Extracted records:
☆ ☆ ☆ ☆ ☆ ☆ ☆

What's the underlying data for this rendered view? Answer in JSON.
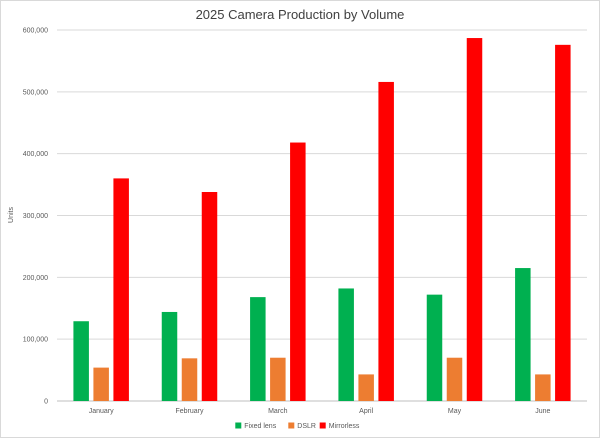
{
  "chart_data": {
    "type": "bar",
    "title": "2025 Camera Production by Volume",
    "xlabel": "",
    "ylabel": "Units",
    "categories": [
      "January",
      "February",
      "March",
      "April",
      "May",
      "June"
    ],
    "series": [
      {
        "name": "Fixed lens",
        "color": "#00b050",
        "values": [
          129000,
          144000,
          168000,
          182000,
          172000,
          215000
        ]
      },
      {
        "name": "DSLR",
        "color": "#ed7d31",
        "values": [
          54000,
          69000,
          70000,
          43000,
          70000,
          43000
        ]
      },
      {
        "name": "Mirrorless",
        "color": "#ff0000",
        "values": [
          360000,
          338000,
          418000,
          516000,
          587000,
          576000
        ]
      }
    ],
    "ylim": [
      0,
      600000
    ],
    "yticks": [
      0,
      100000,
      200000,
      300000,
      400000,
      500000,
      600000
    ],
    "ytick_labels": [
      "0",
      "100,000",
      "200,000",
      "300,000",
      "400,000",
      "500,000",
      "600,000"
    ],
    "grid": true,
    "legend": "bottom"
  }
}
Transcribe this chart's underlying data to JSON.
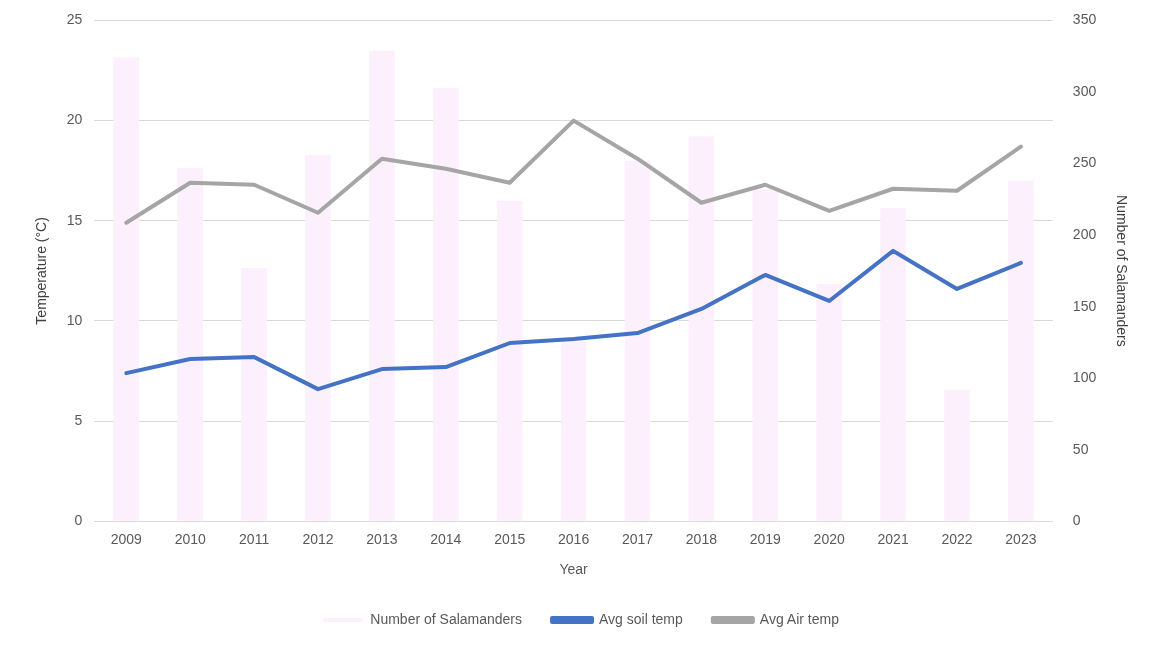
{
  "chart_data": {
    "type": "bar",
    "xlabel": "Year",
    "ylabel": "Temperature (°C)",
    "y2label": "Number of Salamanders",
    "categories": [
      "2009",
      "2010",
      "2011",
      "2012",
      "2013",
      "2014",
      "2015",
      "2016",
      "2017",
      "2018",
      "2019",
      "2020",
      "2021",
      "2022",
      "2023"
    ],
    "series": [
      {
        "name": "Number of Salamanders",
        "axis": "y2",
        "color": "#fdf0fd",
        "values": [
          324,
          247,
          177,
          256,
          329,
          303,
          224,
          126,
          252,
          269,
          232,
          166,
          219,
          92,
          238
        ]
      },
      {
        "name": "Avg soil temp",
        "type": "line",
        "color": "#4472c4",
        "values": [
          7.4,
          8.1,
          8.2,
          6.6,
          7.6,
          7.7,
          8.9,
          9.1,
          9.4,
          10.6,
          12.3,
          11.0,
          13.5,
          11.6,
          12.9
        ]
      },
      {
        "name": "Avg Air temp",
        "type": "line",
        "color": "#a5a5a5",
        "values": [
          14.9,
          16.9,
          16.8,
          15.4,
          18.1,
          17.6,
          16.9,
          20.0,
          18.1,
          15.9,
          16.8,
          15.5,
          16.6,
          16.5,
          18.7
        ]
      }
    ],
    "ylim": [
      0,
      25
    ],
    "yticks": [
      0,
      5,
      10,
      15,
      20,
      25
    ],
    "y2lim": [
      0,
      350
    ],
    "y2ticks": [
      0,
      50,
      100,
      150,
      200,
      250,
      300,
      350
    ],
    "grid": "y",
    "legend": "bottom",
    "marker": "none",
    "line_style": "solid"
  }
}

☆ ☆ ☆ ☆ ☆ ☆ ☆

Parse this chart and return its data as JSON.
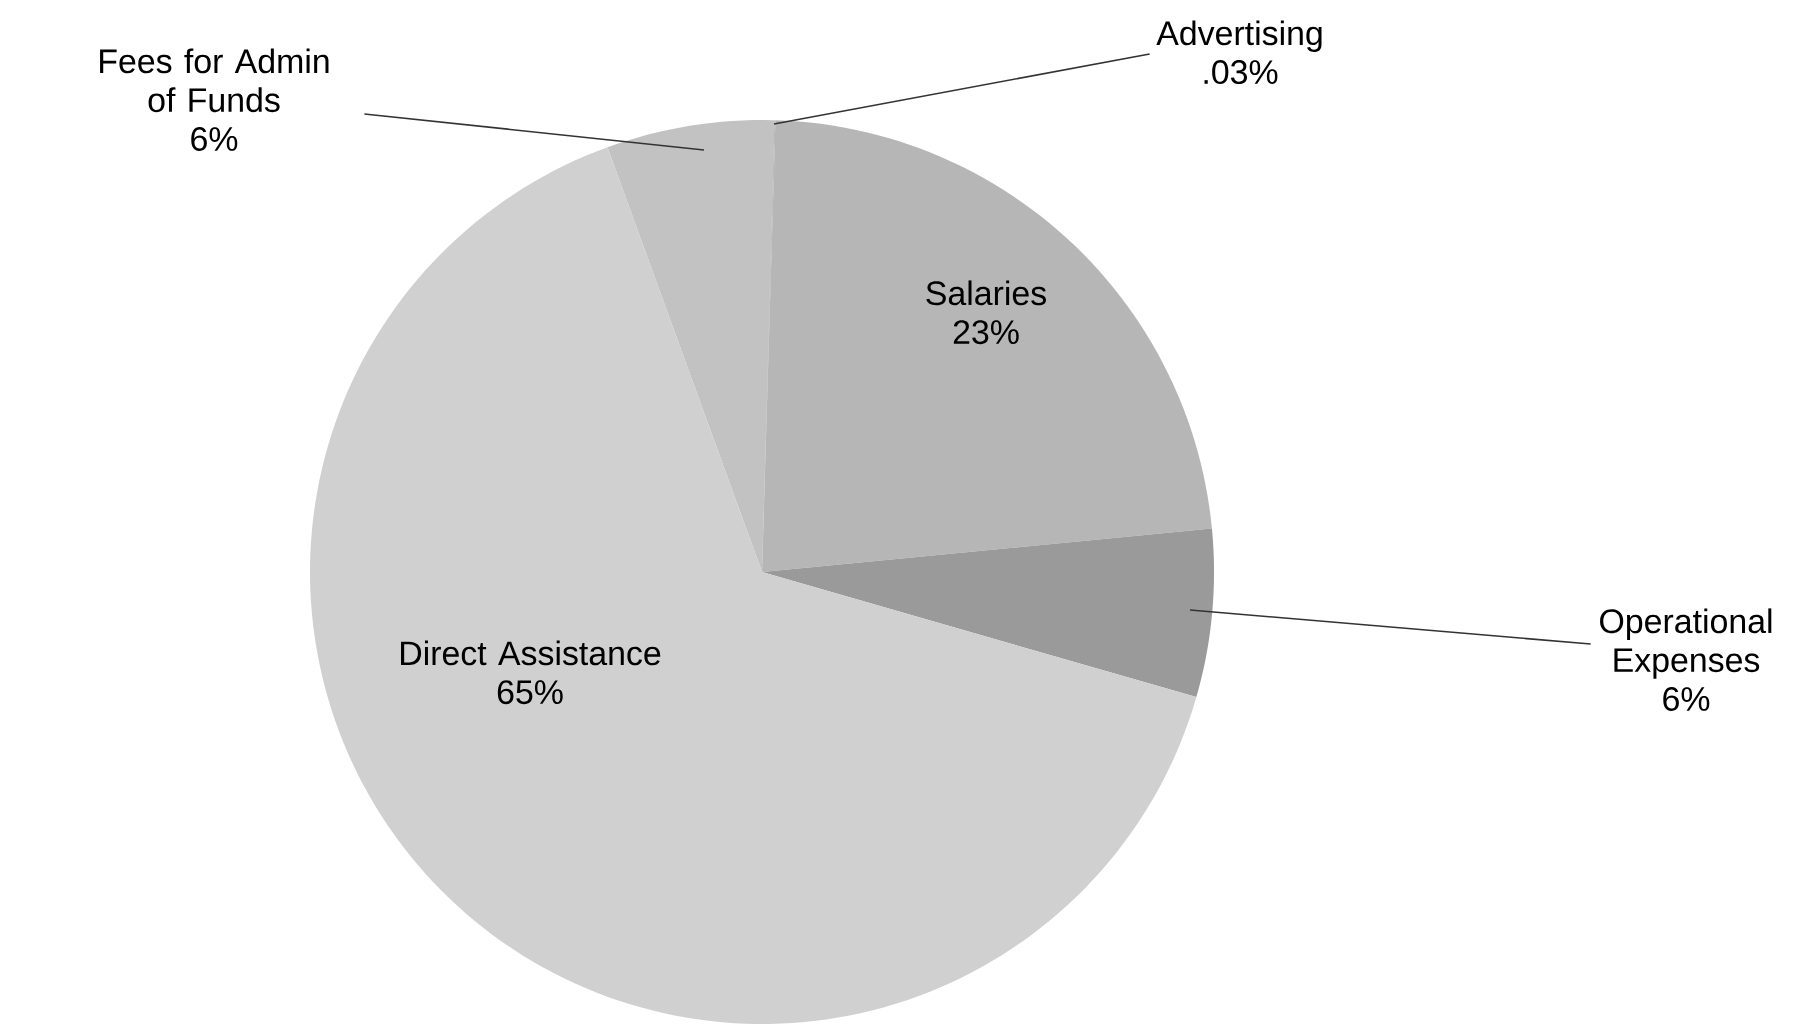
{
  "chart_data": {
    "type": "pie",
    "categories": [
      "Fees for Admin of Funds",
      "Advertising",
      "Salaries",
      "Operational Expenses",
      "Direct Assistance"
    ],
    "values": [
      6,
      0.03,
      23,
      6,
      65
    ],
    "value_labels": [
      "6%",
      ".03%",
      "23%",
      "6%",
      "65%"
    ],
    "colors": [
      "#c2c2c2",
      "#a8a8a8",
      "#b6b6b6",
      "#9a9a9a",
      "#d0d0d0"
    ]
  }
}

☆ ☆ ☆ ☆ ☆ ☆ ☆

THE EXERCISE:
Show every line in the records above that contains the word "JSON".

SOLUTION FOR THIS PROBLEM:
What's the underlying data for this rendered view? Answer in JSON.
Transcribe this chart's underlying data to JSON.
Parse this chart and return its data as JSON.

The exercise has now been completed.